◆ Extracted text:
Content starts

Spenser said she wants to tap into the large number of nonaffiliated voters, along with Republicans who can no longer support the party’s agenda under Trump. She sees water as one of the keys that will resonate with district voters. She supports a $450 million plan to restore the Klamath River by removing four hydroelectric dams in Oregon and California. Wind farms can provide electricity and also help with irrigation, Spenser said. She wants a more efficient and equitable way to distribute water in Eastern Oregon.

“You have 90% of the water going to irrigation and 40% of that is lost through evaporation,” she said. “Meanwhile, wells are running low in Harney County. At the bottom is arsenic — we’re going to poison these people.”

The Cook Voting Index rates districts by their propensity to back one party or the other in presidential races. CD2 is “R+11” — meaning it is expected to give the Republican nominee 11% more of the district’s vote than the national average. In 2016, the district gave nearly 55% of its vote to Trump, while Democrat Hillary Clinton won 35%. In 2012, Republican Mitt Romney received 56% of the vote compared to 40% for President Barack Obama.

Herding RepublicansVoters across the sparsely populated 70,000-square-mile district have solidly backed Republican for the past 40 years. Successive reapportionments have added reliably conservative areas to CD2, with Democrats largely content to put the largest concentration of the state’s Republicans into CD2. The move has enabled Democrats to win and hold the other four House seats in Oregon.

One of the ironies is among the most politically flexible in the country — just not in a way that helps Democrats.

Nate Silver, an analyst of election data, showed Oregon’s CD is the 25th most politically “elastic” of the nation’s 435 congressional districts. Silver, editor of the political website FiveThirtyEight.com — named for the total of Senate and House seats in the country — measures how sensitive each House district is to changes in the national political mood. An elastic district will show big shifts in voter preferences. Inelastic districts tend to stay in a much smaller range whatever the immediate political situation.

Voter sentiment in CD2 can be moved a great deal — but the end result, a Republican victory, is the same. Walden won the seat by over 70% of the vote in 2014 and 2016, but received “only” 56% of the vote in 2018. In most districts, a swing of 14% would likely bring victory to the other party. But in CD2, it means Republican victories range from blow-outs to comfortable wins.

Staking out the middle groundDuring the recent Republican primary, the candidates often emphasized their allegiance to Trump. The best known candidate, former Rep. Knute Buehler, R-Bend, fought the view of some Republicans that he was too moderate in the Legislature and during his unsuccessful 2018 bid for governor. Bentz was strong in the eastern portion of the district. Former Rep. Jason Atkinson of Central Point has support in the Medford/Grants Pass area. Jimmy Crumpacker, who moved to Deschutes County from Portland at the end of last year, won the endorsement of Oregon Right-to-Life and pitched a high-volume ad campaign aimed at knocking Buehler off.

Content ends

◆ Exercise aim:
Please answer from the text on Oregon's CD2:
1. What is the cost of the plan to restore the Klamath River?
2. What share of the district's vote went to Trump in 2016?
3. What share of the vote did Walden receive in 2018?
The rows are not needed for this.

◆ Records provided:
Content starts

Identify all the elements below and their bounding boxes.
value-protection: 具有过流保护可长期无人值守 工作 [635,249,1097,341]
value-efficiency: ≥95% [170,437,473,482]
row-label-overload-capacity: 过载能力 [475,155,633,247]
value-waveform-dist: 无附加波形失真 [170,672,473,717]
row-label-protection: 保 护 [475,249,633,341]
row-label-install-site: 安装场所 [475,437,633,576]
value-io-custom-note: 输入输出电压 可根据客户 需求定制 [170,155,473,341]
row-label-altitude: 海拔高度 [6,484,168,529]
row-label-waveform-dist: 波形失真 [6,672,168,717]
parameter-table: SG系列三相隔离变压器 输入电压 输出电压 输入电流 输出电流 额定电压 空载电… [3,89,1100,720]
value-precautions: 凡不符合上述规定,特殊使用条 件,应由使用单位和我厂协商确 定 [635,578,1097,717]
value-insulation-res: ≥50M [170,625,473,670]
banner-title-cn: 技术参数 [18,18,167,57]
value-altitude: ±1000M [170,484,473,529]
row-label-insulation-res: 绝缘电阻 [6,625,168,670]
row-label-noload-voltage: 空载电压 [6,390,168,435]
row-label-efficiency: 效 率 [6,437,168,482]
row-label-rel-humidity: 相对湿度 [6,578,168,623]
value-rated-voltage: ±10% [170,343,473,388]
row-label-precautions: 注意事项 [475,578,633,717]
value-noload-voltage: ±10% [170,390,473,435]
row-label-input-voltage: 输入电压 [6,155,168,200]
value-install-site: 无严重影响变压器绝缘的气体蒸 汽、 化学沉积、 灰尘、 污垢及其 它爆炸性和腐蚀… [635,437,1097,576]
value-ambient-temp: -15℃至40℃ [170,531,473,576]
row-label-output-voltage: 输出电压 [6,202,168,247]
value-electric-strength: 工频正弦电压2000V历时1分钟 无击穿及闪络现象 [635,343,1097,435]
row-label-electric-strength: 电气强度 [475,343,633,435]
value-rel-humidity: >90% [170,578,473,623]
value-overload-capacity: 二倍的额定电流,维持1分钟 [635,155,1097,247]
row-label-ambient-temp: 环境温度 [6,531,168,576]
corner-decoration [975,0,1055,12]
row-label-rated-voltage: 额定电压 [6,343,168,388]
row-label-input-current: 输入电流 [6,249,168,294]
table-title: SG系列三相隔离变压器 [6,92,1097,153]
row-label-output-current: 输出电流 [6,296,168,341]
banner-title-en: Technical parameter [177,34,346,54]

Content ends

◆ Answer space:
1. $450 million
2. Nearly 55%
3. 56%